#### Given information

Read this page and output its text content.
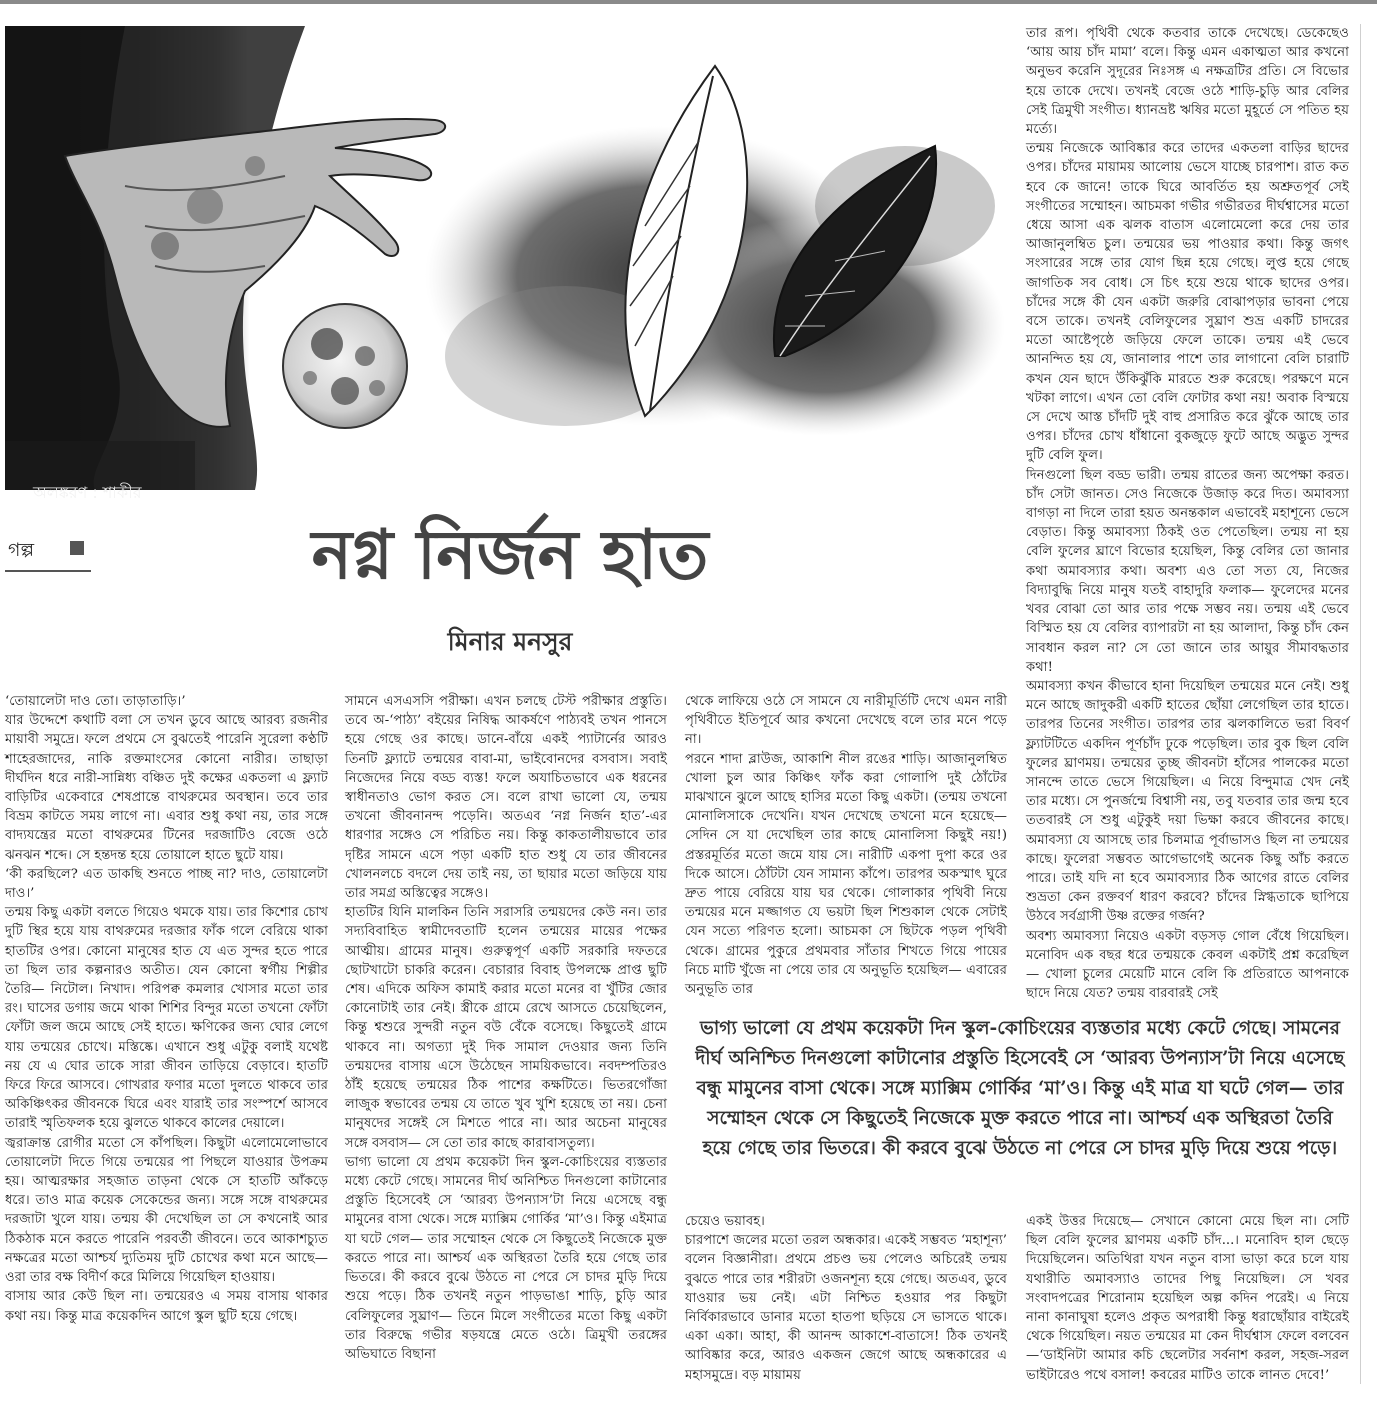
অলঙ্করণ : শাকীর
গল্প	নগ্ন নির্জন হাত
মিনার মনসুর

‘তোয়ালেটা দাও তো। তাড়াতাড়ি।’

যার উদ্দেশে কথাটি বলা সে তখন ডুবে আছে আরব্য রজনীর মায়াবী সমুদ্রে। ফলে প্রথমে সে বুঝতেই পারেনি সুরেলা কণ্ঠটি শাহেরজাদের, নাকি রক্তমাংসের কোনো নারীর। তাছাড়া দীর্ঘদিন ধরে নারী-সান্নিধ্য বঞ্চিত দুই কক্ষের একতলা এ ফ্ল্যাট বাড়িটির একেবারে শেষপ্রান্তে বাথরুমের অবস্থান। তবে তার বিভ্রম কাটতে সময় লাগে না। এবার শুধু কথা নয়, তার সঙ্গে বাদ্যযন্ত্রের মতো বাথরুমের টিনের দরজাটিও বেজে ওঠে ঝনঝন শব্দে। সে হন্তদন্ত হয়ে তোয়ালে হাতে ছুটে যায়।

‘কী করছিলে? এত ডাকছি শুনতে পাচ্ছ না? দাও, তোয়ালেটা দাও।’

তন্ময় কিছু একটা বলতে গিয়েও থমকে যায়। তার কিশোর চোখ দুটি স্থির হয়ে যায় বাথরুমের দরজার ফাঁক গলে বেরিয়ে থাকা হাতটির ওপর। কোনো মানুষের হাত যে এত সুন্দর হতে পারে তা ছিল তার কল্পনারও অতীত। যেন কোনো স্বর্গীয় শিল্পীর তৈরি— নিটোল। নিখাদ। পরিপক্ব কমলার খোসার মতো তার রং। ঘাসের ডগায় জমে থাকা শিশির বিন্দুর মতো তখনো ফোঁটা ফোঁটা জল জমে আছে সেই হাতে। ক্ষণিকের জন্য ঘোর লেগে যায় তন্ময়ের চোখে। মস্তিষ্কে। এখানে শুধু এটুকু বলাই যথেষ্ট নয় যে এ ঘোর তাকে সারা জীবন তাড়িয়ে বেড়াবে। হাতটি ফিরে ফিরে আসবে। গোখরার ফণার মতো দুলতে থাকবে তার অকিঞ্চিৎকর জীবনকে ঘিরে এবং যারাই তার সংস্পর্শে আসবে তারাই স্মৃতিফলক হয়ে ঝুলতে থাকবে কালের দেয়ালে।

জ্বরাক্রান্ত রোগীর মতো সে কাঁপছিল। কিছুটা এলোমেলোভাবে তোয়ালেটা দিতে গিয়ে তন্ময়ের পা পিছলে যাওয়ার উপক্রম হয়। আত্মরক্ষার সহজাত তাড়না থেকে সে হাতটি আঁকড়ে ধরে। তাও মাত্র কয়েক সেকেন্ডের জন্য। সঙ্গে সঙ্গে বাথরুমের দরজাটা খুলে যায়। তন্ময় কী দেখেছিল তা সে কখনোই আর ঠিকঠাক মনে করতে পারেনি পরবর্তী জীবনে। তবে আকাশচ্যুত নক্ষত্রের মতো আশ্চর্য দ্যুতিময় দুটি চোখের কথা মনে আছে— ওরা তার বক্ষ বিদীর্ণ করে মিলিয়ে গিয়েছিল হাওয়ায়।

বাসায় আর কেউ ছিল না। তন্ময়েরও এ সময় বাসায় থাকার কথা নয়। কিন্তু মাত্র কয়েকদিন আগে স্কুল ছুটি হয়ে গেছে।

সামনে এসএসসি পরীক্ষা। এখন চলছে টেস্ট পরীক্ষার প্রস্তুতি। তবে অ-‘পাঠ্য’ বইয়ের নিষিদ্ধ আকর্ষণে পাঠ্যবই তখন পানসে হয়ে গেছে ওর কাছে। ডানে-বাঁয়ে একই প্যাটার্নের আরও তিনটি ফ্ল্যাটে তন্ময়ের বাবা-মা, ভাইবোনদের বসবাস। সবাই নিজেদের নিয়ে বড্ড ব্যস্ত! ফলে অযাচিতভাবে এক ধরনের স্বাধীনতাও ভোগ করত সে। বলে রাখা ভালো যে, তন্ময় তখনো জীবনানন্দ পড়েনি। অতএব ‘নগ্ন নির্জন হাত’-এর ধারণার সঙ্গেও সে পরিচিত নয়। কিন্তু কাকতালীয়ভাবে তার দৃষ্টির সামনে এসে পড়া একটি হাত শুধু যে তার জীবনের খোলনলচে বদলে দেয় তাই নয়, তা ছায়ার মতো জড়িয়ে যায় তার সমগ্র অস্তিত্বের সঙ্গেও।

হাতটির যিনি মালকিন তিনি সরাসরি তন্ময়দের কেউ নন। তার সদ্যবিবাহিত স্বামীদেবতাটি হলেন তন্ময়ের মায়ের পক্ষের আত্মীয়। গ্রামের মানুষ। গুরুত্বপূর্ণ একটি সরকারি দফতরে ছোটখাটো চাকরি করেন। বেচারার বিবাহ উপলক্ষে প্রাপ্ত ছুটি শেষ। এদিকে অফিস কামাই করার মতো মনের বা খুঁটির জোর কোনোটাই তার নেই। স্ত্রীকে গ্রামে রেখে আসতে চেয়েছিলেন, কিন্তু শ্বশুরে সুন্দরী নতুন বউ বেঁকে বসেছে। কিছুতেই গ্রামে থাকবে না। অগত্যা দুই দিক সামাল দেওয়ার জন্য তিনি তন্ময়দের বাসায় এসে উঠেছেন সাময়িকভাবে। নবদম্পতিরও ঠাঁই হয়েছে তন্ময়ের ঠিক পাশের কক্ষটিতে। ভিতরগোঁজা লাজুক স্বভাবের তন্ময় যে তাতে খুব খুশি হয়েছে তা নয়। চেনা মানুষদের সঙ্গেই সে মিশতে পারে না। আর অচেনা মানুষের সঙ্গে বসবাস— সে তো তার কাছে কারাবাসতুল্য।

ভাগ্য ভালো যে প্রথম কয়েকটা দিন স্কুল-কোচিংয়ের ব্যস্ততার মধ্যে কেটে গেছে। সামনের দীর্ঘ অনিশ্চিত দিনগুলো কাটানোর প্রস্তুতি হিসেবেই সে ‘আরব্য উপন্যাস’টা নিয়ে এসেছে বন্ধু মামুনের বাসা থেকে। সঙ্গে ম্যাক্সিম গোর্কির ‘মা’ও। কিন্তু এইমাত্র যা ঘটে গেল— তার সম্মোহন থেকে সে কিছুতেই নিজেকে মুক্ত করতে পারে না। আশ্চর্য এক অস্থিরতা তৈরি হয়ে গেছে তার ভিতরে। কী করবে বুঝে উঠতে না পেরে সে চাদর মুড়ি দিয়ে শুয়ে পড়ে। ঠিক তখনই নতুন পাড়ভাঙা শাড়ি, চুড়ি আর বেলিফুলের সুঘ্রাণ— তিনে মিলে সংগীতের মতো কিছু একটা তার বিরুদ্ধে গভীর ষড়যন্ত্রে মেতে ওঠে। ত্রিমুখী তরঙ্গের অভিঘাতে বিছানা

থেকে লাফিয়ে ওঠে সে সামনে যে নারীমূর্তিটি দেখে এমন নারী পৃথিবীতে ইতিপূর্বে আর কখনো দেখেছে বলে তার মনে পড়ে না।

পরনে শাদা ব্লাউজ, আকাশি নীল রঙের শাড়ি। আজানুলম্বিত খোলা চুল আর কিঞ্চিৎ ফাঁক করা গোলাপি দুই ঠোঁটের মাঝখানে ঝুলে আছে হাসির মতো কিছু একটা। (তন্ময় তখনো মোনালিসাকে দেখেনি। যখন দেখেছে তখনো মনে হয়েছে— সেদিন সে যা দেখেছিল তার কাছে মোনালিসা কিছুই নয়!) প্রস্তরমূর্তির মতো জমে যায় সে। নারীটি একপা দুপা করে ওর দিকে আসে। ঠোঁটটা যেন সামান্য কাঁপে। তারপর অকস্মাৎ ঘুরে দ্রুত পায়ে বেরিয়ে যায় ঘর থেকে। গোলাকার পৃথিবী নিয়ে তন্ময়ের মনে মজ্জাগত যে ভয়টা ছিল শিশুকাল থেকে সেটাই যেন সত্যে পরিণত হলো। আচমকা সে ছিটকে পড়ল পৃথিবী থেকে। গ্রামের পুকুরে প্রথমবার সাঁতার শিখতে গিয়ে পায়ের নিচে মাটি খুঁজে না পেয়ে তার যে অনুভূতি হয়েছিল— এবারের অনুভূতি তার

ভাগ্য ভালো যে প্রথম কয়েকটা দিন স্কুল-কোচিংয়ের ব্যস্ততার মধ্যে কেটে গেছে। সামনের দীর্ঘ অনিশ্চিত দিনগুলো কাটানোর প্রস্তুতি হিসেবেই সে ‘আরব্য উপন্যাস’টা নিয়ে এসেছে বন্ধু মামুনের বাসা থেকে। সঙ্গে ম্যাক্সিম গোর্কির ‘মা’ও। কিন্তু এই মাত্র যা ঘটে গেল— তার সম্মোহন থেকে সে কিছুতেই নিজেকে মুক্ত করতে পারে না। আশ্চর্য এক অস্থিরতা তৈরি হয়ে গেছে তার ভিতরে। কী করবে বুঝে উঠতে না পেরে সে চাদর মুড়ি দিয়ে শুয়ে পড়ে।

চেয়েও ভয়াবহ।

চারপাশে জলের মতো তরল অন্ধকার। একেই সম্ভবত ‘মহাশূন্য’ বলেন বিজ্ঞানীরা। প্রথমে প্রচণ্ড ভয় পেলেও অচিরেই তন্ময় বুঝতে পারে তার শরীরটা ওজনশূন্য হয়ে গেছে। অতএব, ডুবে যাওয়ার ভয় নেই। এটা নিশ্চিত হওয়ার পর কিছুটা নির্বিকারভাবে ডানার মতো হাতপা ছড়িয়ে সে ভাসতে থাকে। একা একা। আহা, কী আনন্দ আকাশে-বাতাসে! ঠিক তখনই আবিষ্কার করে, আরও একজন জেগে আছে অন্ধকারের এ মহাসমুদ্রে। বড় মায়াময়

তার রূপ। পৃথিবী থেকে কতবার তাকে দেখেছে। ডেকেছেও ‘আয় আয় চাঁদ মামা’ বলে। কিন্তু এমন একাত্মতা আর কখনো অনুভব করেনি সুদূরের নিঃসঙ্গ এ নক্ষত্রটির প্রতি। সে বিভোর হয়ে তাকে দেখে। তখনই বেজে ওঠে শাড়ি-চুড়ি আর বেলির সেই ত্রিমুখী সংগীত। ধ্যানভ্রষ্ট ঋষির মতো মুহূর্তে সে পতিত হয় মর্ত্যে।

তন্ময় নিজেকে আবিষ্কার করে তাদের একতলা বাড়ির ছাদের ওপর। চাঁদের মায়াময় আলোয় ভেসে যাচ্ছে চারপাশ। রাত কত হবে কে জানে! তাকে ঘিরে আবর্তিত হয় অশ্রুতপূর্ব সেই সংগীতের সম্মোহন। আচমকা গভীর গভীরতর দীর্ঘশ্বাসের মতো ধেয়ে আসা এক ঝলক বাতাস এলোমেলো করে দেয় তার আজানুলম্বিত চুল। তন্ময়ের ভয় পাওয়ার কথা। কিন্তু জগৎ সংসারের সঙ্গে তার যোগ ছিন্ন হয়ে গেছে। লুপ্ত হয়ে গেছে জাগতিক সব বোধ। সে চিৎ হয়ে শুয়ে থাকে ছাদের ওপর। চাঁদের সঙ্গে কী যেন একটা জরুরি বোঝাপড়ার ভাবনা পেয়ে বসে তাকে। তখনই বেলিফুলের সুঘ্রাণ শুভ্র একটি চাদরের মতো আষ্টেপৃষ্ঠে জড়িয়ে ফেলে তাকে। তন্ময় এই ভেবে আনন্দিত হয় যে, জানালার পাশে তার লাগানো বেলি চারাটি কখন যেন ছাদে উঁকিঝুঁকি মারতে শুরু করেছে। পরক্ষণে মনে খটকা লাগে। এখন তো বেলি ফোটার কথা নয়! অবাক বিস্ময়ে সে দেখে আস্ত চাঁদটি দুই বাহু প্রসারিত করে ঝুঁকে আছে তার ওপর। চাঁদের চোখ ধাঁধানো বুকজুড়ে ফুটে আছে অদ্ভুত সুন্দর দুটি বেলি ফুল।

দিনগুলো ছিল বড্ড ভারী। তন্ময় রাতের জন্য অপেক্ষা করত। চাঁদ সেটা জানত। সেও নিজেকে উজাড় করে দিত। অমাবস্যা বাগড়া না দিলে তারা হয়ত অনন্তকাল এভাবেই মহাশূন্যে ভেসে বেড়াত। কিন্তু অমাবস্যা ঠিকই ওত পেতেছিল। তন্ময় না হয় বেলি ফুলের ঘ্রাণে বিভোর হয়েছিল, কিন্তু বেলির তো জানার কথা অমাবস্যার কথা। অবশ্য এও তো সত্য যে, নিজের বিদ্যাবুদ্ধি নিয়ে মানুষ যতই বাহাদুরি ফলাক— ফুলেদের মনের খবর বোঝা তো আর তার পক্ষে সম্ভব নয়। তন্ময় এই ভেবে বিস্মিত হয় যে বেলির ব্যাপারটা না হয় আলাদা, কিন্তু চাঁদ কেন সাবধান করল না? সে তো জানে তার আয়ুর সীমাবদ্ধতার কথা!

অমাবস্যা কখন কীভাবে হানা দিয়েছিল তন্ময়ের মনে নেই। শুধু মনে আছে জাদুকরী একটি হাতের ছোঁয়া লেগেছিল তার হাতে। তারপর তিনের সংগীত। তারপর তার ঝলকালিতে ভরা বিবর্ণ ফ্ল্যাটটিতে একদিন পূর্ণচাঁদ ঢুকে পড়েছিল। তার বুক ছিল বেলি ফুলের ঘ্রাণময়। তন্ময়ের তুচ্ছ জীবনটা হাঁসের পালকের মতো সানন্দে তাতে ভেসে গিয়েছিল। এ নিয়ে বিন্দুমাত্র খেদ নেই তার মধ্যে। সে পুনর্জন্মে বিশ্বাসী নয়, তবু যতবার তার জন্ম হবে ততবারই সে শুধু এটুকুই দয়া ভিক্ষা করবে জীবনের কাছে। অমাবস্যা যে আসছে তার চিলমাত্র পূর্বাভাসও ছিল না তন্ময়ের কাছে। ফুলেরা সম্ভবত আগেভাগেই অনেক কিছু আঁচ করতে পারে। তাই যদি না হবে অমাবস্যার ঠিক আগের রাতে বেলির শুভ্রতা কেন রক্তবর্ণ ধারণ করবে? চাঁদের স্নিগ্ধতাকে ছাপিয়ে উঠবে সর্বগ্রাসী উষ্ণ রক্তের গর্জন?

অবশ্য অমাবস্যা নিয়েও একটা বড়সড় গোল বেঁধে গিয়েছিল। মনোবিদ এক বছর ধরে তন্ময়কে কেবল একটাই প্রশ্ন করেছিল— খোলা চুলের মেয়েটি মানে বেলি কি প্রতিরাতে আপনাকে ছাদে নিয়ে যেত? তন্ময় বারবারই সেই

একই উত্তর দিয়েছে— সেখানে কোনো মেয়ে ছিল না। সেটি ছিল বেলি ফুলের ঘ্রাণময় একটি চাঁদ...। মনোবিদ হাল ছেড়ে দিয়েছিলেন। অতিথিরা যখন নতুন বাসা ভাড়া করে চলে যায় যথারীতি অমাবস্যাও তাদের পিছু নিয়েছিল। সে খবর সংবাদপত্রের শিরোনাম হয়েছিল অল্প কদিন পরেই। এ নিয়ে নানা কানাঘুষা হলেও প্রকৃত অপরাধী কিন্তু ধরাছোঁয়ার বাইরেই থেকে গিয়েছিল। নয়ত তন্ময়ের মা কেন দীর্ঘশ্বাস ফেলে বলবেন—‘ডাইনিটা আমার কচি ছেলেটার সর্বনাশ করল, সহজ-সরল ভাইটারেও পথে বসাল! কবরের মাটিও তাকে লানত দেবে!’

#### Your task
Find the lines above that include the string "আচমক" and copy them.

#### Reply
পরনে শাদা ব্লাউজ, আকাশি নীল রঙের শাড়ি। আজানুলম্বিত খোলা চুল আর কিঞ্চিৎ ফাঁক করা গোলাপি দুই ঠোঁটের মাঝখানে ঝুলে আছে হাসির মতো কিছু একটা। (তন্ময় তখনো মোনালিসাকে দেখেনি। যখন দেখেছে তখনো মনে হয়েছে— সেদিন সে যা দেখেছিল তার কাছে মোনালিসা কিছুই নয়!) প্রস্তরমূর্তির মতো জমে যায় সে। নারীটি একপা দুপা করে ওর দিকে আসে। ঠোঁটটা যেন সামান্য কাঁপে। তারপর অকস্মাৎ ঘুরে দ্রুত পায়ে বেরিয়ে যায় ঘর থেকে। গোলাকার পৃথিবী নিয়ে তন্ময়ের মনে মজ্জাগত যে ভয়টা ছিল শিশুকাল থেকে সেটাই যেন সত্যে পরিণত হলো। আচমকা সে ছিটকে পড়ল পৃথিবী থেকে। গ্রামের পুকুরে প্রথমবার সাঁতার শিখতে গিয়ে পায়ের নিচে মাটি খুঁজে না পেয়ে তার যে অনুভূতি হয়েছিল— এবারের অনুভূতি তার
তন্ময় নিজেকে আবিষ্কার করে তাদের একতলা বাড়ির ছাদের ওপর। চাঁদের মায়াময় আলোয় ভেসে যাচ্ছে চারপাশ। রাত কত হবে কে জানে! তাকে ঘিরে আবর্তিত হয় অশ্রুতপূর্ব সেই সংগীতের সম্মোহন। আচমকা গভীর গভীরতর দীর্ঘশ্বাসের মতো ধেয়ে আসা এক ঝলক বাতাস এলোমেলো করে দেয় তার আজানুলম্বিত চুল। তন্ময়ের ভয় পাওয়ার কথা। কিন্তু জগৎ সংসারের সঙ্গে তার যোগ ছিন্ন হয়ে গেছে। লুপ্ত হয়ে গেছে জাগতিক সব বোধ। সে চিৎ হয়ে শুয়ে থাকে ছাদের ওপর। চাঁদের সঙ্গে কী যেন একটা জরুরি বোঝাপড়ার ভাবনা পেয়ে বসে তাকে। তখনই বেলিফুলের সুঘ্রাণ শুভ্র একটি চাদরের মতো আষ্টেপৃষ্ঠে জড়িয়ে ফেলে তাকে। তন্ময় এই ভেবে আনন্দিত হয় যে, জানালার পাশে তার লাগানো বেলি চারাটি কখন যেন ছাদে উঁকিঝুঁকি মারতে শুরু করেছে। পরক্ষণে মনে খটকা লাগে। এখন তো বেলি ফোটার কথা নয়! অবাক বিস্ময়ে সে দেখে আস্ত চাঁদটি দুই বাহু প্রসারিত করে ঝুঁকে আছে তার ওপর। চাঁদের চোখ ধাঁধানো বুকজুড়ে ফুটে আছে অদ্ভুত সুন্দর দুটি বেলি ফুল।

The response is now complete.